What the task requires » Report how many lines of the listing below include the word "days". Give nothing but the number.
BEGIN Entries provided
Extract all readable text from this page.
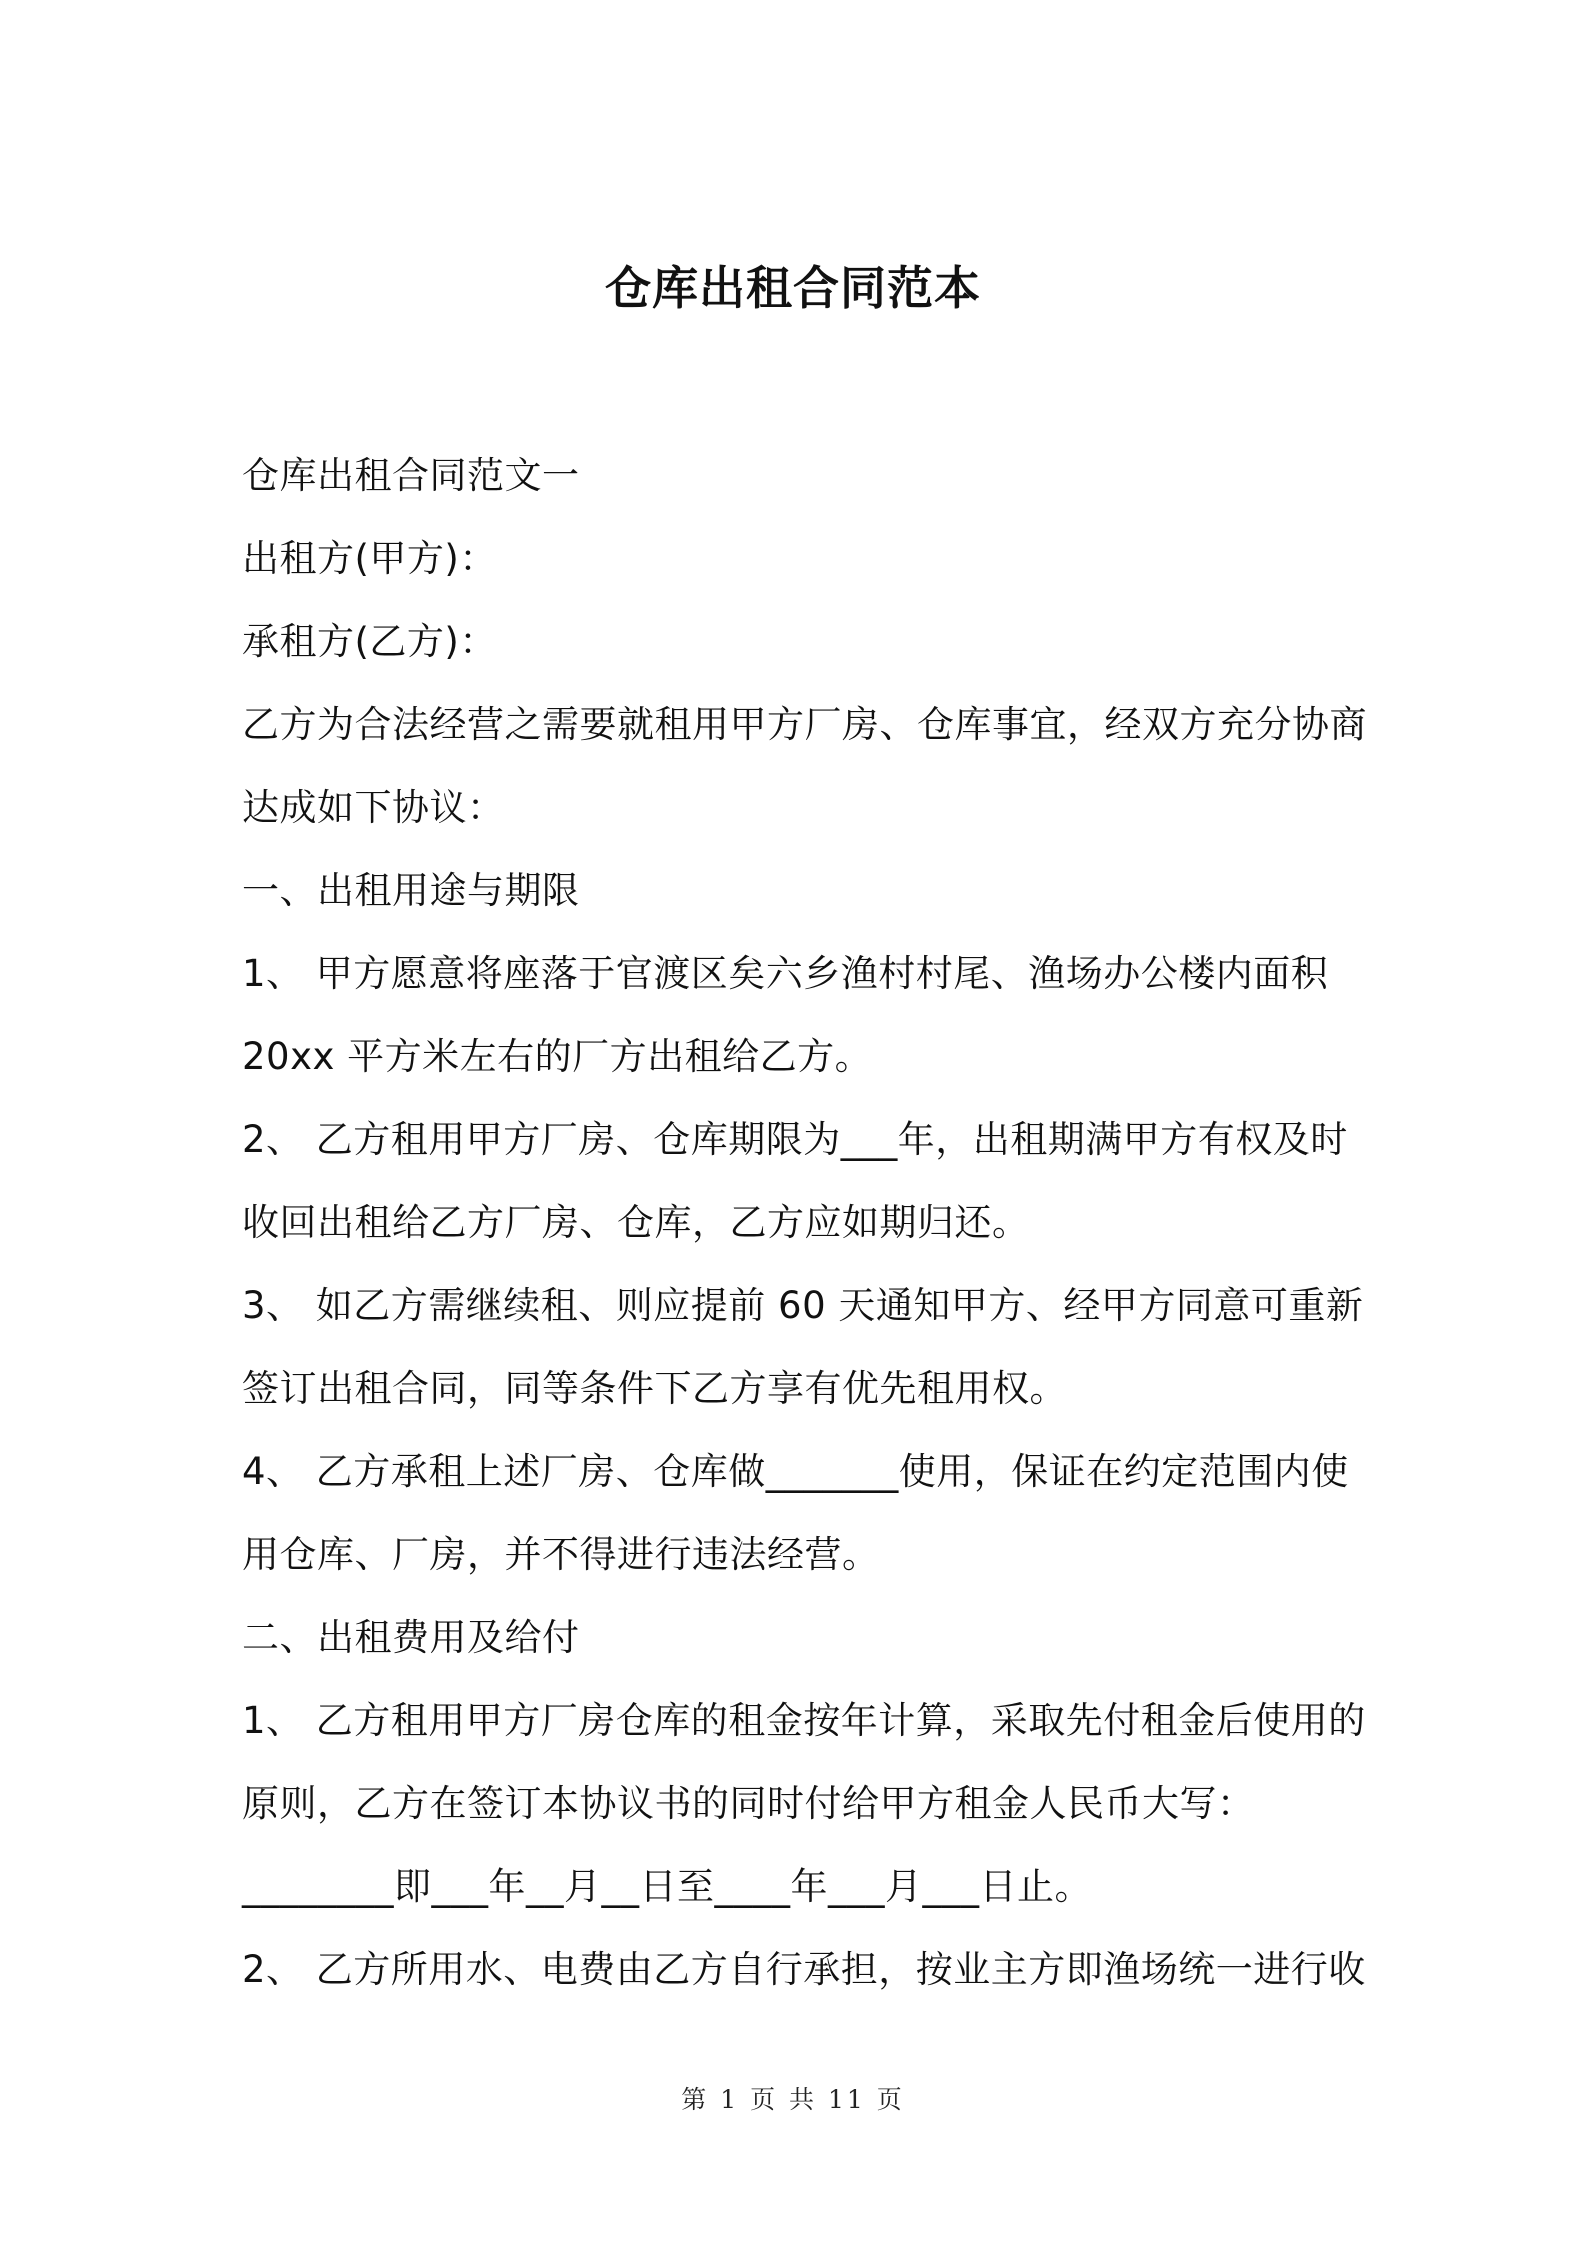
仓库出租合同范本
仓库出租合同范文一
出租方(甲方)：
承租方(乙方)：
乙方为合法经营之需要就租用甲方厂房、仓库事宜，经双方充分协商
达成如下协议：
一、出租用途与期限
1、 甲方愿意将座落于官渡区矣六乡渔村村尾、渔场办公楼内面积
20xx 平方米左右的厂方出租给乙方。
2、 乙方租用甲方厂房、仓库期限为___年，出租期满甲方有权及时
收回出租给乙方厂房、仓库，乙方应如期归还。
3、 如乙方需继续租、则应提前 60 天通知甲方、经甲方同意可重新
签订出租合同，同等条件下乙方享有优先租用权。
4、 乙方承租上述厂房、仓库做_______使用，保证在约定范围内使
用仓库、厂房，并不得进行违法经营。
二、出租费用及给付
1、 乙方租用甲方厂房仓库的租金按年计算，采取先付租金后使用的
原则，乙方在签订本协议书的同时付给甲方租金人民币大写：
________即___年__月__日至____年___月___日止。
2、 乙方所用水、电费由乙方自行承担，按业主方即渔场统一进行收
第 1 页 共 11 页
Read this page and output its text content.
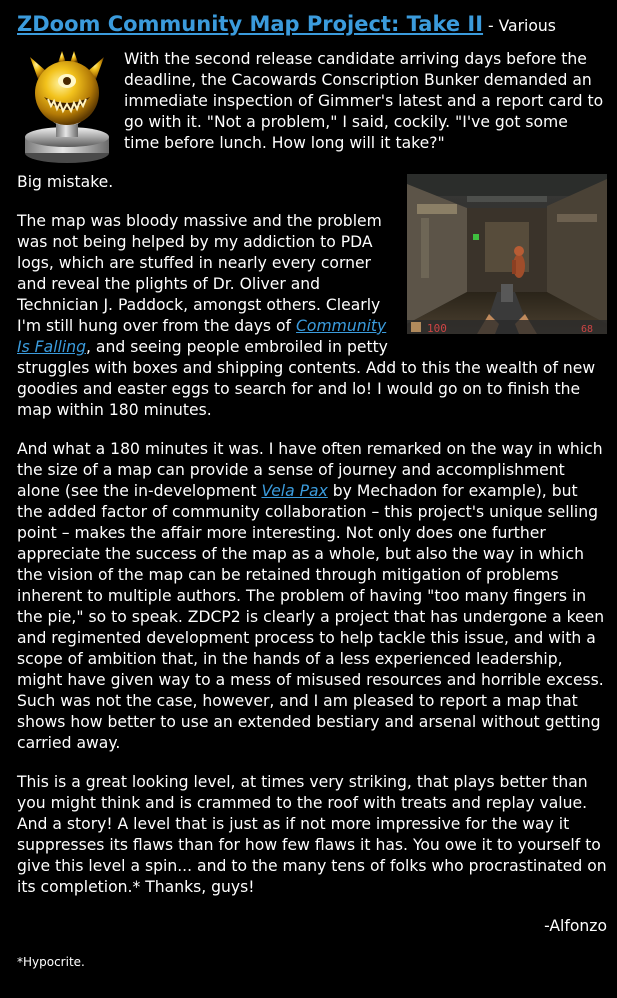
ZDoom Community Map Project: Take II - Various

With the second release candidate arriving days before the deadline, the Cacowards Conscription Bunker demanded an immediate inspection of Gimmer's latest and a report card to go with it. "Not a problem," I said, cockily. "I've got some time before lunch. How long will it take?"

100	68

Big mistake.

The map was bloody massive and the problem was not being helped by my addiction to PDA logs, which are stuffed in nearly every corner and reveal the plights of Dr. Oliver and Technician J. Paddock, amongst others. Clearly I'm still hung over from the days of Community Is Falling, and seeing people embroiled in petty struggles with boxes and shipping contents. Add to this the wealth of new goodies and easter eggs to search for and lo! I would go on to finish the map within 180 minutes.

And what a 180 minutes it was. I have often remarked on the way in which the size of a map can provide a sense of journey and accomplishment alone (see the in-development Vela Pax by Mechadon for example), but the added factor of community collaboration – this project's unique selling point – makes the affair more interesting. Not only does one further appreciate the success of the map as a whole, but also the way in which the vision of the map can be retained through mitigation of problems inherent to multiple authors. The problem of having "too many fingers in the pie," so to speak. ZDCP2 is clearly a project that has undergone a keen and regimented development process to help tackle this issue, and with a scope of ambition that, in the hands of a less experienced leadership, might have given way to a mess of misused resources and horrible excess. Such was not the case, however, and I am pleased to report a map that shows how better to use an extended bestiary and arsenal without getting carried away.

This is a great looking level, at times very striking, that plays better than you might think and is crammed to the roof with treats and replay value. And a story! A level that is just as if not more impressive for the way it suppresses its flaws than for how few flaws it has. You owe it to yourself to give this level a spin... and to the many tens of folks who procrastinated on its completion.* Thanks, guys!

-Alfonzo

*Hypocrite.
END Entries provided
Written reply » 2